* _PROVIDED ENTRIES_
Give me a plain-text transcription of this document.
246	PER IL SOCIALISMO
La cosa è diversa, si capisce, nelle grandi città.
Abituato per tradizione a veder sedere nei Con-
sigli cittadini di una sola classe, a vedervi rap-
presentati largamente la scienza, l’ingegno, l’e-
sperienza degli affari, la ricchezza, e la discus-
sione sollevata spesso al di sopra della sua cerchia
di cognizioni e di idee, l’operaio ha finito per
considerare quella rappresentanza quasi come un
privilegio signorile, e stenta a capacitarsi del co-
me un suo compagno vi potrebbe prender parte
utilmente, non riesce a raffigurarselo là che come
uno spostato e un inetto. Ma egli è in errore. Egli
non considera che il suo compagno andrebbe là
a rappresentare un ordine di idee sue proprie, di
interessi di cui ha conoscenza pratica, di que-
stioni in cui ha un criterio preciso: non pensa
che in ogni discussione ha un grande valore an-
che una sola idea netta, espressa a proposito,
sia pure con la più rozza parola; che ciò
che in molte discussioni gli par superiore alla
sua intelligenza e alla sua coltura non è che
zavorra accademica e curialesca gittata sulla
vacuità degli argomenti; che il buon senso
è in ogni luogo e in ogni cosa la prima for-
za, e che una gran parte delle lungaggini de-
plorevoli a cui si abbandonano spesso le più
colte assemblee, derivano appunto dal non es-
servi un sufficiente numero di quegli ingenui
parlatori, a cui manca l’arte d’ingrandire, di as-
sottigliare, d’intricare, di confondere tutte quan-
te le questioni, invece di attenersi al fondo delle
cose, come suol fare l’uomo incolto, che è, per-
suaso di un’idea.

* _INSTRUCTION_
Your task is to output all of the data above word for word.

* _RESULT OF THIS EXERCISE_
Give me a plain-text transcription of this document.
246	PER IL SOCIALISMO
La cosa è diversa, si capisce, nelle grandi città.
Abituato per tradizione a veder sedere nei Con-
sigli cittadini di una sola classe, a vedervi rap-
presentati largamente la scienza, l’ingegno, l’e-
sperienza degli affari, la ricchezza, e la discus-
sione sollevata spesso al di sopra della sua cerchia
di cognizioni e di idee, l’operaio ha finito per
considerare quella rappresentanza quasi come un
privilegio signorile, e stenta a capacitarsi del co-
me un suo compagno vi potrebbe prender parte
utilmente, non riesce a raffigurarselo là che come
uno spostato e un inetto. Ma egli è in errore. Egli
non considera che il suo compagno andrebbe là
a rappresentare un ordine di idee sue proprie, di
interessi di cui ha conoscenza pratica, di que-
stioni in cui ha un criterio preciso: non pensa
che in ogni discussione ha un grande valore an-
che una sola idea netta, espressa a proposito,
sia pure con la più rozza parola; che ciò
che in molte discussioni gli par superiore alla
sua intelligenza e alla sua coltura non è che
zavorra accademica e curialesca gittata sulla
vacuità degli argomenti; che il buon senso
è in ogni luogo e in ogni cosa la prima for-
za, e che una gran parte delle lungaggini de-
plorevoli a cui si abbandonano spesso le più
colte assemblee, derivano appunto dal non es-
servi un sufficiente numero di quegli ingenui
parlatori, a cui manca l’arte d’ingrandire, di as-
sottigliare, d’intricare, di confondere tutte quan-
te le questioni, invece di attenersi al fondo delle
cose, come suol fare l’uomo incolto, che è, per-
suaso di un’idea.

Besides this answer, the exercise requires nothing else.